Return the records in full, exactly as given.
── Data entries ──
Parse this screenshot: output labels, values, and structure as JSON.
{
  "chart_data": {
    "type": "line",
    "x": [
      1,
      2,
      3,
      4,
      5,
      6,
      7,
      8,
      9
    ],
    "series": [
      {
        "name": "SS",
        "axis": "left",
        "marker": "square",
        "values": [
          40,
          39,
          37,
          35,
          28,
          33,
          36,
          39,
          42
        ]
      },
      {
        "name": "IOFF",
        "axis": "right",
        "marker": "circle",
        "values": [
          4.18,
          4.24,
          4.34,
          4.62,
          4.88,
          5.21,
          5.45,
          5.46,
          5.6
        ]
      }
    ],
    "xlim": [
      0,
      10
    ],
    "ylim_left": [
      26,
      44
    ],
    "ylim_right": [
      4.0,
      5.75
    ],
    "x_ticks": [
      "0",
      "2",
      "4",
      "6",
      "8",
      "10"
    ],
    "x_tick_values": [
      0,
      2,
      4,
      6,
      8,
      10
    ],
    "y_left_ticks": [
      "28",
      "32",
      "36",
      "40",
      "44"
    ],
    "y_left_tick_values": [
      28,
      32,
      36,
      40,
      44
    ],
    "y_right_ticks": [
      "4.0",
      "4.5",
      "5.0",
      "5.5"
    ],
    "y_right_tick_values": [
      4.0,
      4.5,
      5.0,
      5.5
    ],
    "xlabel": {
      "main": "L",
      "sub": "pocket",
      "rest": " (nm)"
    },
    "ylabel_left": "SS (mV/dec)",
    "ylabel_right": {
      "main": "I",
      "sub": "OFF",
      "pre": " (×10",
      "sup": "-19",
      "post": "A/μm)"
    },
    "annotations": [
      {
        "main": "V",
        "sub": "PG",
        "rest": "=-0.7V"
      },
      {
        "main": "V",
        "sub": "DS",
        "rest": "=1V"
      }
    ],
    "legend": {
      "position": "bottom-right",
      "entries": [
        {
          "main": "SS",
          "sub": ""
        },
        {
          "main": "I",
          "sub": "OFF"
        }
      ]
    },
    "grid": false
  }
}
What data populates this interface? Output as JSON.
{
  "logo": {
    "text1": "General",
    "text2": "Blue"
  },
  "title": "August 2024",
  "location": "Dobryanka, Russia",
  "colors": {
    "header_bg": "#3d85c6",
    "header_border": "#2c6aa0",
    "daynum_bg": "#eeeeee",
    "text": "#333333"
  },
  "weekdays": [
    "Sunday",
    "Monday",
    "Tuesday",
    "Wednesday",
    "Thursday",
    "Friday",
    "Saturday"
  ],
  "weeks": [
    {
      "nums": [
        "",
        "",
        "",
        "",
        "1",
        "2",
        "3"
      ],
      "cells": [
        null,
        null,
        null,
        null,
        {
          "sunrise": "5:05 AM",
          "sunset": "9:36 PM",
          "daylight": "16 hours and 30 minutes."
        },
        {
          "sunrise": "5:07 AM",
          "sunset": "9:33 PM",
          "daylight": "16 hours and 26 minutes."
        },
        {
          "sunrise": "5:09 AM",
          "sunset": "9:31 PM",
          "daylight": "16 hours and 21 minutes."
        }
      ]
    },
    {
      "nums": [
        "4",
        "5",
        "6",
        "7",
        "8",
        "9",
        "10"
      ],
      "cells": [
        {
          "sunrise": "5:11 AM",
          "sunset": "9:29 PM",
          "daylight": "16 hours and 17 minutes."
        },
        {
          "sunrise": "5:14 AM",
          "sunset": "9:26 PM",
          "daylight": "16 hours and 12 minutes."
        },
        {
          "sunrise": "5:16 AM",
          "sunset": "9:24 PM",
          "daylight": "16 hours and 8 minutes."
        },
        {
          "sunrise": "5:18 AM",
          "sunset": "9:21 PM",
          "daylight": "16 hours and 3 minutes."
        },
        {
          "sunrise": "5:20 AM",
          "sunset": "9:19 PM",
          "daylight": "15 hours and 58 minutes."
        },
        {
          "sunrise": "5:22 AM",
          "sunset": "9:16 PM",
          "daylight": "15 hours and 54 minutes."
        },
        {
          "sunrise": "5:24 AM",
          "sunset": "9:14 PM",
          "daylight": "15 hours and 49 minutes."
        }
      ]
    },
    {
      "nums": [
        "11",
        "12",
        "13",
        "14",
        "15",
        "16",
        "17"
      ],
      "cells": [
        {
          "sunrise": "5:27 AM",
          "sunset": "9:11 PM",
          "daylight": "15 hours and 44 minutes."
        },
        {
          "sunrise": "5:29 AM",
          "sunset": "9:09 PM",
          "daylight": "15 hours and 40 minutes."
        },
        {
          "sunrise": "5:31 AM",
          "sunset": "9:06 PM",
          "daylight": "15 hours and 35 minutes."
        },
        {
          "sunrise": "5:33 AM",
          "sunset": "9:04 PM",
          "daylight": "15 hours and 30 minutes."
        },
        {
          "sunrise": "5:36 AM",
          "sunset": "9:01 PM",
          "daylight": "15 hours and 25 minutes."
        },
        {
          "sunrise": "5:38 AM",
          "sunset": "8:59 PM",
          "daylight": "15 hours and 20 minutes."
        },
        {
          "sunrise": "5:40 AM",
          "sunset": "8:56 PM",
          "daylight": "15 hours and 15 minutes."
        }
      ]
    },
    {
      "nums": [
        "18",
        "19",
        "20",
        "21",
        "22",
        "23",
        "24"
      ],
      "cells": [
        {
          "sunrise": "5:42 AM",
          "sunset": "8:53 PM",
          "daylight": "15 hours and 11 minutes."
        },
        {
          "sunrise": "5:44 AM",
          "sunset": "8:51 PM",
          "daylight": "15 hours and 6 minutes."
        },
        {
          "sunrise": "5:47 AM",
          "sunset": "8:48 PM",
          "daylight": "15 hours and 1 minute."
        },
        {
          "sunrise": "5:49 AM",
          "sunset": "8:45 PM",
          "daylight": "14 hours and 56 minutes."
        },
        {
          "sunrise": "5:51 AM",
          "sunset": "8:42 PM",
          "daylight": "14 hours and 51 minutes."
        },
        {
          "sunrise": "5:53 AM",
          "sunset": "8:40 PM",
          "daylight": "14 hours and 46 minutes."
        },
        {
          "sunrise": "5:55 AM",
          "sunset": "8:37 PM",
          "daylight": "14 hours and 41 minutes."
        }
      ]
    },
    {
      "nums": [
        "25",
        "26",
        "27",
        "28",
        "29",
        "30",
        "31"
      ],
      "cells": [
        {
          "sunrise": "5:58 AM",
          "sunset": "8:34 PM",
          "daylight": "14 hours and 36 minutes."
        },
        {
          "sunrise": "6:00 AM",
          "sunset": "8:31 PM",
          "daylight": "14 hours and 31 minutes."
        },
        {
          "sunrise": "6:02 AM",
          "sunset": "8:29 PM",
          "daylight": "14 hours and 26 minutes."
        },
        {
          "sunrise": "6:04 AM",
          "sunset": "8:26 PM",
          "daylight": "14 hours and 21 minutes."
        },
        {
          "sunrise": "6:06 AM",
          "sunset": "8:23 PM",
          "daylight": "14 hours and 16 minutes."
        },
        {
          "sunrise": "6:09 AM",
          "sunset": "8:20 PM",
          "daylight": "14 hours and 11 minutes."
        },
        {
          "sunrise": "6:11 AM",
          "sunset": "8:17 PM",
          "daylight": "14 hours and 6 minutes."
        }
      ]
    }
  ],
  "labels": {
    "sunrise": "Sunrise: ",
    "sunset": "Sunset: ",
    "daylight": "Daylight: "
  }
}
───
Exercise response ▸
Parse this screenshot: output labels, values, and structure as JSON.
{
  "chart_data": {
    "type": "line",
    "x": [
      1,
      2,
      3,
      4,
      5,
      6,
      7,
      8,
      9
    ],
    "series": [
      {
        "name": "SS",
        "axis": "left",
        "marker": "square",
        "values": [
          40,
          39,
          37,
          35,
          28,
          33,
          36,
          39,
          42
        ]
      },
      {
        "name": "IOFF",
        "axis": "right",
        "marker": "circle",
        "values": [
          4.18,
          4.24,
          4.34,
          4.62,
          4.88,
          5.21,
          5.45,
          5.46,
          5.6
        ]
      }
    ],
    "xlim": [
      0,
      10
    ],
    "ylim_left": [
      26,
      44
    ],
    "ylim_right": [
      4.0,
      5.75
    ],
    "x_ticks": [
      "0",
      "2",
      "4",
      "6",
      "8",
      "10"
    ],
    "x_tick_values": [
      0,
      2,
      4,
      6,
      8,
      10
    ],
    "y_left_ticks": [
      "28",
      "32",
      "36",
      "40",
      "44"
    ],
    "y_left_tick_values": [
      28,
      32,
      36,
      40,
      44
    ],
    "y_right_ticks": [
      "4.0",
      "4.5",
      "5.0",
      "5.5"
    ],
    "y_right_tick_values": [
      4.0,
      4.5,
      5.0,
      5.5
    ],
    "xlabel": {
      "main": "L",
      "sub": "pocket",
      "rest": " (nm)"
    },
    "ylabel_left": "SS (mV/dec)",
    "ylabel_right": {
      "main": "I",
      "sub": "OFF",
      "pre": " (×10",
      "sup": "-19",
      "post": "A/μm)"
    },
    "annotations": [
      {
        "main": "V",
        "sub": "PG",
        "rest": "=-0.7V"
      },
      {
        "main": "V",
        "sub": "DS",
        "rest": "=1V"
      }
    ],
    "legend": {
      "position": "bottom-right",
      "entries": [
        {
          "main": "SS",
          "sub": ""
        },
        {
          "main": "I",
          "sub": "OFF"
        }
      ]
    },
    "grid": false
  }
}
What data populates this interface? Output as JSON.
{
  "logo": {
    "text1": "General",
    "text2": "Blue"
  },
  "title": "August 2024",
  "location": "Dobryanka, Russia",
  "colors": {
    "header_bg": "#3d85c6",
    "header_border": "#2c6aa0",
    "daynum_bg": "#eeeeee",
    "text": "#333333"
  },
  "weekdays": [
    "Sunday",
    "Monday",
    "Tuesday",
    "Wednesday",
    "Thursday",
    "Friday",
    "Saturday"
  ],
  "weeks": [
    {
      "nums": [
        "",
        "",
        "",
        "",
        "1",
        "2",
        "3"
      ],
      "cells": [
        null,
        null,
        null,
        null,
        {
          "sunrise": "5:05 AM",
          "sunset": "9:36 PM",
          "daylight": "16 hours and 30 minutes."
        },
        {
          "sunrise": "5:07 AM",
          "sunset": "9:33 PM",
          "daylight": "16 hours and 26 minutes."
        },
        {
          "sunrise": "5:09 AM",
          "sunset": "9:31 PM",
          "daylight": "16 hours and 21 minutes."
        }
      ]
    },
    {
      "nums": [
        "4",
        "5",
        "6",
        "7",
        "8",
        "9",
        "10"
      ],
      "cells": [
        {
          "sunrise": "5:11 AM",
          "sunset": "9:29 PM",
          "daylight": "16 hours and 17 minutes."
        },
        {
          "sunrise": "5:14 AM",
          "sunset": "9:26 PM",
          "daylight": "16 hours and 12 minutes."
        },
        {
          "sunrise": "5:16 AM",
          "sunset": "9:24 PM",
          "daylight": "16 hours and 8 minutes."
        },
        {
          "sunrise": "5:18 AM",
          "sunset": "9:21 PM",
          "daylight": "16 hours and 3 minutes."
        },
        {
          "sunrise": "5:20 AM",
          "sunset": "9:19 PM",
          "daylight": "15 hours and 58 minutes."
        },
        {
          "sunrise": "5:22 AM",
          "sunset": "9:16 PM",
          "daylight": "15 hours and 54 minutes."
        },
        {
          "sunrise": "5:24 AM",
          "sunset": "9:14 PM",
          "daylight": "15 hours and 49 minutes."
        }
      ]
    },
    {
      "nums": [
        "11",
        "12",
        "13",
        "14",
        "15",
        "16",
        "17"
      ],
      "cells": [
        {
          "sunrise": "5:27 AM",
          "sunset": "9:11 PM",
          "daylight": "15 hours and 44 minutes."
        },
        {
          "sunrise": "5:29 AM",
          "sunset": "9:09 PM",
          "daylight": "15 hours and 40 minutes."
        },
        {
          "sunrise": "5:31 AM",
          "sunset": "9:06 PM",
          "daylight": "15 hours and 35 minutes."
        },
        {
          "sunrise": "5:33 AM",
          "sunset": "9:04 PM",
          "daylight": "15 hours and 30 minutes."
        },
        {
          "sunrise": "5:36 AM",
          "sunset": "9:01 PM",
          "daylight": "15 hours and 25 minutes."
        },
        {
          "sunrise": "5:38 AM",
          "sunset": "8:59 PM",
          "daylight": "15 hours and 20 minutes."
        },
        {
          "sunrise": "5:40 AM",
          "sunset": "8:56 PM",
          "daylight": "15 hours and 15 minutes."
        }
      ]
    },
    {
      "nums": [
        "18",
        "19",
        "20",
        "21",
        "22",
        "23",
        "24"
      ],
      "cells": [
        {
          "sunrise": "5:42 AM",
          "sunset": "8:53 PM",
          "daylight": "15 hours and 11 minutes."
        },
        {
          "sunrise": "5:44 AM",
          "sunset": "8:51 PM",
          "daylight": "15 hours and 6 minutes."
        },
        {
          "sunrise": "5:47 AM",
          "sunset": "8:48 PM",
          "daylight": "15 hours and 1 minute."
        },
        {
          "sunrise": "5:49 AM",
          "sunset": "8:45 PM",
          "daylight": "14 hours and 56 minutes."
        },
        {
          "sunrise": "5:51 AM",
          "sunset": "8:42 PM",
          "daylight": "14 hours and 51 minutes."
        },
        {
          "sunrise": "5:53 AM",
          "sunset": "8:40 PM",
          "daylight": "14 hours and 46 minutes."
        },
        {
          "sunrise": "5:55 AM",
          "sunset": "8:37 PM",
          "daylight": "14 hours and 41 minutes."
        }
      ]
    },
    {
      "nums": [
        "25",
        "26",
        "27",
        "28",
        "29",
        "30",
        "31"
      ],
      "cells": [
        {
          "sunrise": "5:58 AM",
          "sunset": "8:34 PM",
          "daylight": "14 hours and 36 minutes."
        },
        {
          "sunrise": "6:00 AM",
          "sunset": "8:31 PM",
          "daylight": "14 hours and 31 minutes."
        },
        {
          "sunrise": "6:02 AM",
          "sunset": "8:29 PM",
          "daylight": "14 hours and 26 minutes."
        },
        {
          "sunrise": "6:04 AM",
          "sunset": "8:26 PM",
          "daylight": "14 hours and 21 minutes."
        },
        {
          "sunrise": "6:06 AM",
          "sunset": "8:23 PM",
          "daylight": "14 hours and 16 minutes."
        },
        {
          "sunrise": "6:09 AM",
          "sunset": "8:20 PM",
          "daylight": "14 hours and 11 minutes."
        },
        {
          "sunrise": "6:11 AM",
          "sunset": "8:17 PM",
          "daylight": "14 hours and 6 minutes."
        }
      ]
    }
  ],
  "labels": {
    "sunrise": "Sunrise: ",
    "sunset": "Sunset: ",
    "daylight": "Daylight: "
  }
}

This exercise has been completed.